# [Short problem]
Work through the material below line by line and say how many lines include the word "уведомление". Only the number, please.

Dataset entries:

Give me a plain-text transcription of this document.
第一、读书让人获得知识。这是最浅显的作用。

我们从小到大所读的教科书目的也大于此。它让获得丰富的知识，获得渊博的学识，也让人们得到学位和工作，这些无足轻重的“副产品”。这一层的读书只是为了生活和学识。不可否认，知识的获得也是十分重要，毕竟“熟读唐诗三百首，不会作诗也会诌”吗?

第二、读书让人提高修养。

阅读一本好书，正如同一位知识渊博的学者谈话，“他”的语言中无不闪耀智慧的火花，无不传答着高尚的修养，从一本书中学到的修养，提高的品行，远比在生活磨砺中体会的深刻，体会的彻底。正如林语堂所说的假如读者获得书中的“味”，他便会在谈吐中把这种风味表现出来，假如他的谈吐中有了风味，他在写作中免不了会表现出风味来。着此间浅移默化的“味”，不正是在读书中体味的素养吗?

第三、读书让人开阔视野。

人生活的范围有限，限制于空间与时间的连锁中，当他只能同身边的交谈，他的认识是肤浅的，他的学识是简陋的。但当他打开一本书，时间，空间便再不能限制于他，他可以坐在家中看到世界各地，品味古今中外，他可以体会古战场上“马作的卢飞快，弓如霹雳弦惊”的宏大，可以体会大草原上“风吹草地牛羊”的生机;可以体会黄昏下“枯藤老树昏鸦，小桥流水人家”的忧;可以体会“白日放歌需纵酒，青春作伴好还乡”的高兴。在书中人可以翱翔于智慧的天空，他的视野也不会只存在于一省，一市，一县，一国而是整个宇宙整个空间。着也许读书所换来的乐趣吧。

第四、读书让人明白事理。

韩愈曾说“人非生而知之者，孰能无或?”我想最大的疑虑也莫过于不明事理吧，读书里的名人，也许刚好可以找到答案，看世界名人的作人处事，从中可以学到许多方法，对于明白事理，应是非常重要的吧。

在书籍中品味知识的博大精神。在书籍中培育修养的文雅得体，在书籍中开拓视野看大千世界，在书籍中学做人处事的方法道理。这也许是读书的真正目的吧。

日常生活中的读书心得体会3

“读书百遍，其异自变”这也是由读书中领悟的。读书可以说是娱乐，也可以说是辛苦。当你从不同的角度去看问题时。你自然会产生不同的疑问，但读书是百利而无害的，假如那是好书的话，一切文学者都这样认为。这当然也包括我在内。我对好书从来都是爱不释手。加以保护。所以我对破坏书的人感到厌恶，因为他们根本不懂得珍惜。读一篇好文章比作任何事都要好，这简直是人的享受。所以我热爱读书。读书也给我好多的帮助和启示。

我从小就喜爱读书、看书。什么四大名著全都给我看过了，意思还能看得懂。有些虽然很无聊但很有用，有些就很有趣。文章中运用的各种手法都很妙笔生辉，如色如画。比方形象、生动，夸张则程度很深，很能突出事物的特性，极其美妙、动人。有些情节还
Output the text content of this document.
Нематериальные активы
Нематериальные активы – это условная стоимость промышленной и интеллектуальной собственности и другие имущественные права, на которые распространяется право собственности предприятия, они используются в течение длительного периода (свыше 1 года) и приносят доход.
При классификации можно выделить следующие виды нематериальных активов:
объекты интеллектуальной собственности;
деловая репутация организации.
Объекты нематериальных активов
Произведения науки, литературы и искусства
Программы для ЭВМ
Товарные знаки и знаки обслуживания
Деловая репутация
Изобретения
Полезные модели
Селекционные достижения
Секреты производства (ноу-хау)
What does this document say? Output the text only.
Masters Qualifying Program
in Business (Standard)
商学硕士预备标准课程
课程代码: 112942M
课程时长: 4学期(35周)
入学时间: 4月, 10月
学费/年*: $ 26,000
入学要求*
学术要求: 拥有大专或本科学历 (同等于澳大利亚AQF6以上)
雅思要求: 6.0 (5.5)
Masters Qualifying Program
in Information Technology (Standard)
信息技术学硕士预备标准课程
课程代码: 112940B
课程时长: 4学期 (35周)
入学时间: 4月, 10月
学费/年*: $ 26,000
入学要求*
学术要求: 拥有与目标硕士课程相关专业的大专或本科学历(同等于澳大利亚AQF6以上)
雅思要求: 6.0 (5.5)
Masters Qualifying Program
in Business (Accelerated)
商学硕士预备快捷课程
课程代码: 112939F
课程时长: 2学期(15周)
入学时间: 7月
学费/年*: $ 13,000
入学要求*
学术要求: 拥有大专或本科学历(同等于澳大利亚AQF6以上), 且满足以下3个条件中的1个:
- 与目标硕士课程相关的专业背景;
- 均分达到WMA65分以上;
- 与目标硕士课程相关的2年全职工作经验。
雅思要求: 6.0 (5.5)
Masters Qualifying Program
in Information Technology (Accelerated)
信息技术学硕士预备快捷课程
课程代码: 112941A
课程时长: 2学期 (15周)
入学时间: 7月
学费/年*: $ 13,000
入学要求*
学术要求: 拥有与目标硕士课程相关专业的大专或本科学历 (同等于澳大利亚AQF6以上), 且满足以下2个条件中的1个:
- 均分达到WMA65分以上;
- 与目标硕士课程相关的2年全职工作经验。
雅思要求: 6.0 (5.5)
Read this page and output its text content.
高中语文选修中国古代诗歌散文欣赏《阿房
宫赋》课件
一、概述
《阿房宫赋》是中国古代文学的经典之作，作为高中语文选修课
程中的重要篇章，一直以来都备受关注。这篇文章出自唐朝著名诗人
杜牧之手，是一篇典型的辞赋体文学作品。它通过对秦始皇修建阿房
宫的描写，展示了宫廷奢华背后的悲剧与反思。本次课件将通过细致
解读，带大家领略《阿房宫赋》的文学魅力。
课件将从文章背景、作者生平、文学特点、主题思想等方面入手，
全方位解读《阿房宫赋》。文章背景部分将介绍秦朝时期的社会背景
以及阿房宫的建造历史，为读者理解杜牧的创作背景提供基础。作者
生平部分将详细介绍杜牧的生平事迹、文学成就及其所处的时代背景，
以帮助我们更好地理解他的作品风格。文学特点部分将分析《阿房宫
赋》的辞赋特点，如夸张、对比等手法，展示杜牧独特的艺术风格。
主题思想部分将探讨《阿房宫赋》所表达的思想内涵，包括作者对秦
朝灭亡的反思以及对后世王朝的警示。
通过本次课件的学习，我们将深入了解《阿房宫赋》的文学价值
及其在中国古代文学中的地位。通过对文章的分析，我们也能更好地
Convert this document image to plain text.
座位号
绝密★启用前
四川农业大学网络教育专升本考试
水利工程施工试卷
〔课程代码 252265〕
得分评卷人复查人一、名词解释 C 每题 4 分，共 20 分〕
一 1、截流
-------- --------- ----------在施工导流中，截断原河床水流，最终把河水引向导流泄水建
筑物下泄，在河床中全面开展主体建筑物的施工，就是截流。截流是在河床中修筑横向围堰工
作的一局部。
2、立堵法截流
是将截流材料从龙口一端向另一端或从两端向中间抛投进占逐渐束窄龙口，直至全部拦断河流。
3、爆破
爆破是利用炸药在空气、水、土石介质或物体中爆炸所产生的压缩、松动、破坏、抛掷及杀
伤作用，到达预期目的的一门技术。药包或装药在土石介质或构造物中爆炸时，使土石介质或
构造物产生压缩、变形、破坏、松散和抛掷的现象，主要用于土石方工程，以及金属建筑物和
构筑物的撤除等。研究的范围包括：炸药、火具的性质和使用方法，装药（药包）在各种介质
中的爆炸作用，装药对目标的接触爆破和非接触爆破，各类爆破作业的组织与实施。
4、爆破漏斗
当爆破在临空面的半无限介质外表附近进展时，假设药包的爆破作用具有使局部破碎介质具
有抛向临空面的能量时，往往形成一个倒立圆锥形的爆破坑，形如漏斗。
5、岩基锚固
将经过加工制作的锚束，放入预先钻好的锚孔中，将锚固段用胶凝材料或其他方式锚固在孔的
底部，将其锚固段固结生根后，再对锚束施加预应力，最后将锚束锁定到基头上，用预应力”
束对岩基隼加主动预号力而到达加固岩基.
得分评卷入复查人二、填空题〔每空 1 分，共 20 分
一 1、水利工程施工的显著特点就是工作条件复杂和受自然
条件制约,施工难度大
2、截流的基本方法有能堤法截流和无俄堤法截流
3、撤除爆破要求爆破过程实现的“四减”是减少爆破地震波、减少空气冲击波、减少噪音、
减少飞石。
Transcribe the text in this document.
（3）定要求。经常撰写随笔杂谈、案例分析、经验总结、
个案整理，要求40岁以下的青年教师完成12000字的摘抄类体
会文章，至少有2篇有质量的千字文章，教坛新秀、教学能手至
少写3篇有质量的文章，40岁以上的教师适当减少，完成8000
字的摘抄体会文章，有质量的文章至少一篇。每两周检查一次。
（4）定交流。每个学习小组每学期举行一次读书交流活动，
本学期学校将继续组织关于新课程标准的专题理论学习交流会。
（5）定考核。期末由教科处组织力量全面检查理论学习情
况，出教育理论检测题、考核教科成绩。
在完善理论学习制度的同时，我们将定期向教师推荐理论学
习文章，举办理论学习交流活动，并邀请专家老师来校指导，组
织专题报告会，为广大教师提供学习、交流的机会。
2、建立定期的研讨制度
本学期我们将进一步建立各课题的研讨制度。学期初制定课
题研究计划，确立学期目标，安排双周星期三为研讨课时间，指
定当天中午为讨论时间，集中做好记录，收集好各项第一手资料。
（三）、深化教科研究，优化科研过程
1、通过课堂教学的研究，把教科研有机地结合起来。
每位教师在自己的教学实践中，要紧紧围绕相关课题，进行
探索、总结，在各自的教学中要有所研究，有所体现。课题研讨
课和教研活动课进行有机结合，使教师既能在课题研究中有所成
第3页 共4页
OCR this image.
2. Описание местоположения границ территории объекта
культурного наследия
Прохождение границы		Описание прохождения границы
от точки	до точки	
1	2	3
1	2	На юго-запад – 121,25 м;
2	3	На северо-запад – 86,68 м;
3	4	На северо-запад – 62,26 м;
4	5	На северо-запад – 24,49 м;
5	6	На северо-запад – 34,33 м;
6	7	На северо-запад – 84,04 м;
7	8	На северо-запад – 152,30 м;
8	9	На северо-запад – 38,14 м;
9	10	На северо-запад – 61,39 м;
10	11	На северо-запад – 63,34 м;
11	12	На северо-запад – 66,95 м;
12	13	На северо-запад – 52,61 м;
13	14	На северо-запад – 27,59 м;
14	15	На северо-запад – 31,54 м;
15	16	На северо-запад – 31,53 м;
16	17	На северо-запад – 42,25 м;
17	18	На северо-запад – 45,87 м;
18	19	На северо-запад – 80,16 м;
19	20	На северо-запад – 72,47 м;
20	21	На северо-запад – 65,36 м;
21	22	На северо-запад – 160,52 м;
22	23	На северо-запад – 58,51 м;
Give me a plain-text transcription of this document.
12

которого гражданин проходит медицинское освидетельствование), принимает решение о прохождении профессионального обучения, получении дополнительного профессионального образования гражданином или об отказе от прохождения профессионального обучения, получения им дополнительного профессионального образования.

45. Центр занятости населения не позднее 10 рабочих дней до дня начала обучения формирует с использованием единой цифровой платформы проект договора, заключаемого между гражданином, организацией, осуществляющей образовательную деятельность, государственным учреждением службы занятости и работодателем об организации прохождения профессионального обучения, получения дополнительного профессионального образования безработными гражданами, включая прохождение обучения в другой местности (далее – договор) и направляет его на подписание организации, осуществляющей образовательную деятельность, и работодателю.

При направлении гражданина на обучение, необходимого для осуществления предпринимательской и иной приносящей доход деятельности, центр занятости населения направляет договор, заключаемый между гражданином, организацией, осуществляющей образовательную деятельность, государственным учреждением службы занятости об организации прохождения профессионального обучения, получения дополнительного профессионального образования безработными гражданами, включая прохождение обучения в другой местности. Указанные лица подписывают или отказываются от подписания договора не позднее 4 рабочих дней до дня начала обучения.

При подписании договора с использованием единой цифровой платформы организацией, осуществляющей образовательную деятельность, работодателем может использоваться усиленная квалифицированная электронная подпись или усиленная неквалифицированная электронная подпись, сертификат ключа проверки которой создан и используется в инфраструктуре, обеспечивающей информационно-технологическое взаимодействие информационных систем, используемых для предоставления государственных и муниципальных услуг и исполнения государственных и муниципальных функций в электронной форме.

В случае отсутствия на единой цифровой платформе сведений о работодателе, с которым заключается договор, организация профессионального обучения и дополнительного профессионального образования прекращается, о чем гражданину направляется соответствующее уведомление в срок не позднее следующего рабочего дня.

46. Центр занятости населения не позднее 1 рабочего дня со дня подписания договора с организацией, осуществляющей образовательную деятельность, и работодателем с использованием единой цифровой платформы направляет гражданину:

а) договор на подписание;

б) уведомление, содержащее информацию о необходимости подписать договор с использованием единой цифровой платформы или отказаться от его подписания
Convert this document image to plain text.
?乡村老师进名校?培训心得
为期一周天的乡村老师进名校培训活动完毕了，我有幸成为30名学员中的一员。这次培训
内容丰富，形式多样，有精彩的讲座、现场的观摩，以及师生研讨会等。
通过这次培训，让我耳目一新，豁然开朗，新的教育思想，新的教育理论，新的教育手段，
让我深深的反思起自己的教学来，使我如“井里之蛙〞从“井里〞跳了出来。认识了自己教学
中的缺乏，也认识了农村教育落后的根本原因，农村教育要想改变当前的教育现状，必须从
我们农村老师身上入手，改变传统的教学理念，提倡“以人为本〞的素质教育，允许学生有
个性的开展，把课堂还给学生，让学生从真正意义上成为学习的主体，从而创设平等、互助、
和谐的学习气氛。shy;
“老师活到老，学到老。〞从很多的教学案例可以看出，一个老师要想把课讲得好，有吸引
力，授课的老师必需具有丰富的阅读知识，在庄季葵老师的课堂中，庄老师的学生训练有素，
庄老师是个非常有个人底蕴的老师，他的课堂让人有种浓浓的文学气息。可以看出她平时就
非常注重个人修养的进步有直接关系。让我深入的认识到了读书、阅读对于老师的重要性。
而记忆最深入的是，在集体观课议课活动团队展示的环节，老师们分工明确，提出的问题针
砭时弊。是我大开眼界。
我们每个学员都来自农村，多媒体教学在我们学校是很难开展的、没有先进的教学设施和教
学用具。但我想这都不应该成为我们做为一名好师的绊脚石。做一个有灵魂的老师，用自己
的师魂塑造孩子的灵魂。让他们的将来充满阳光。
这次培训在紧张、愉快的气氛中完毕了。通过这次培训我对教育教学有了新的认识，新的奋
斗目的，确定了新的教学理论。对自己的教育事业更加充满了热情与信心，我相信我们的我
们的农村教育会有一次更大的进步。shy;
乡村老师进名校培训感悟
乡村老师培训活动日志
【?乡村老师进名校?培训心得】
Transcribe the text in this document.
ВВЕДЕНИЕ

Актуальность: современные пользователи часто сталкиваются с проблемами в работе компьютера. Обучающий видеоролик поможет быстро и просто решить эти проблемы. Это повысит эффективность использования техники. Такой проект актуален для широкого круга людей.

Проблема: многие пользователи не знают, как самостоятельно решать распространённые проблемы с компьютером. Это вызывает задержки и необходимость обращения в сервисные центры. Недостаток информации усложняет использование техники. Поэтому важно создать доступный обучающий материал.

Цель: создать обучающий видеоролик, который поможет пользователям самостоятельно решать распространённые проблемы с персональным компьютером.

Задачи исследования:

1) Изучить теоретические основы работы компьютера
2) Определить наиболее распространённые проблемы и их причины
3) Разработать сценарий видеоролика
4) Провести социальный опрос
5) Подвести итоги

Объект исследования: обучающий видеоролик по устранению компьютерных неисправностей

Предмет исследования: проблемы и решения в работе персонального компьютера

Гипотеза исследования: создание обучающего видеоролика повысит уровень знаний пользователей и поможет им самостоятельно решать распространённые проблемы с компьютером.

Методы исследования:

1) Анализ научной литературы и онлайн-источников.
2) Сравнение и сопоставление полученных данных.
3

# [The answer]
2